▼

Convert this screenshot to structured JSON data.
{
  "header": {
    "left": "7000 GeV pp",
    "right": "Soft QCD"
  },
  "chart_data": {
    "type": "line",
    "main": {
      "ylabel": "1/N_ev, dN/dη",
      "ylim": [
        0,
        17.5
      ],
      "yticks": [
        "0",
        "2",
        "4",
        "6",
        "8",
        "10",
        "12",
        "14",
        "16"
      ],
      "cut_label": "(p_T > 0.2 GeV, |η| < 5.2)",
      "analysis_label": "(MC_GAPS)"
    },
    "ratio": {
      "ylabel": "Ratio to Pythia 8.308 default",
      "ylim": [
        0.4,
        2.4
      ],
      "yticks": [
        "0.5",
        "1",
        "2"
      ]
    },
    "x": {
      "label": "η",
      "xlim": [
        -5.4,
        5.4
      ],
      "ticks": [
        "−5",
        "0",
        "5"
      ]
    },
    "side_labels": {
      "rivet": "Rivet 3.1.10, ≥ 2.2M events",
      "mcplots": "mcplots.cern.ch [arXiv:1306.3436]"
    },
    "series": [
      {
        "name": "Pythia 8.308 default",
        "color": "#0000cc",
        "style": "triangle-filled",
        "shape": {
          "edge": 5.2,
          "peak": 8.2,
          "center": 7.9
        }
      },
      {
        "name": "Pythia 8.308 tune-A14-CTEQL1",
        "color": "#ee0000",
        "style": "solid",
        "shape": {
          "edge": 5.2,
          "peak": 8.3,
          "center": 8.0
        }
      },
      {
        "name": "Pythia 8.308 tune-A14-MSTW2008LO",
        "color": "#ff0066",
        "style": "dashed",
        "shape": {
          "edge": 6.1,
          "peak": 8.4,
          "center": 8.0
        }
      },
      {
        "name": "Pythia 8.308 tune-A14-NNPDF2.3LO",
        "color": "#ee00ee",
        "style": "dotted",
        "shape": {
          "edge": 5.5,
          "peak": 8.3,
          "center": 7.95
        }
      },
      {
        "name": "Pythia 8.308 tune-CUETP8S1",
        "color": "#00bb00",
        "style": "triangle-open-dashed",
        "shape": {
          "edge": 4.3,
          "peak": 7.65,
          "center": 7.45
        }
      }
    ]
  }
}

▲

◆ Written problem ◆
Word for word, quote all of the data above.

◆ Full solution ◆
Convert this screenshot to structured JSON data.
{
  "header": {
    "left": "7000 GeV pp",
    "right": "Soft QCD"
  },
  "chart_data": {
    "type": "line",
    "main": {
      "ylabel": "1/N_ev, dN/dη",
      "ylim": [
        0,
        17.5
      ],
      "yticks": [
        "0",
        "2",
        "4",
        "6",
        "8",
        "10",
        "12",
        "14",
        "16"
      ],
      "cut_label": "(p_T > 0.2 GeV, |η| < 5.2)",
      "analysis_label": "(MC_GAPS)"
    },
    "ratio": {
      "ylabel": "Ratio to Pythia 8.308 default",
      "ylim": [
        0.4,
        2.4
      ],
      "yticks": [
        "0.5",
        "1",
        "2"
      ]
    },
    "x": {
      "label": "η",
      "xlim": [
        -5.4,
        5.4
      ],
      "ticks": [
        "−5",
        "0",
        "5"
      ]
    },
    "side_labels": {
      "rivet": "Rivet 3.1.10, ≥ 2.2M events",
      "mcplots": "mcplots.cern.ch [arXiv:1306.3436]"
    },
    "series": [
      {
        "name": "Pythia 8.308 default",
        "color": "#0000cc",
        "style": "triangle-filled",
        "shape": {
          "edge": 5.2,
          "peak": 8.2,
          "center": 7.9
        }
      },
      {
        "name": "Pythia 8.308 tune-A14-CTEQL1",
        "color": "#ee0000",
        "style": "solid",
        "shape": {
          "edge": 5.2,
          "peak": 8.3,
          "center": 8.0
        }
      },
      {
        "name": "Pythia 8.308 tune-A14-MSTW2008LO",
        "color": "#ff0066",
        "style": "dashed",
        "shape": {
          "edge": 6.1,
          "peak": 8.4,
          "center": 8.0
        }
      },
      {
        "name": "Pythia 8.308 tune-A14-NNPDF2.3LO",
        "color": "#ee00ee",
        "style": "dotted",
        "shape": {
          "edge": 5.5,
          "peak": 8.3,
          "center": 7.95
        }
      },
      {
        "name": "Pythia 8.308 tune-CUETP8S1",
        "color": "#00bb00",
        "style": "triangle-open-dashed",
        "shape": {
          "edge": 4.3,
          "peak": 7.65,
          "center": 7.45
        }
      }
    ]
  }
}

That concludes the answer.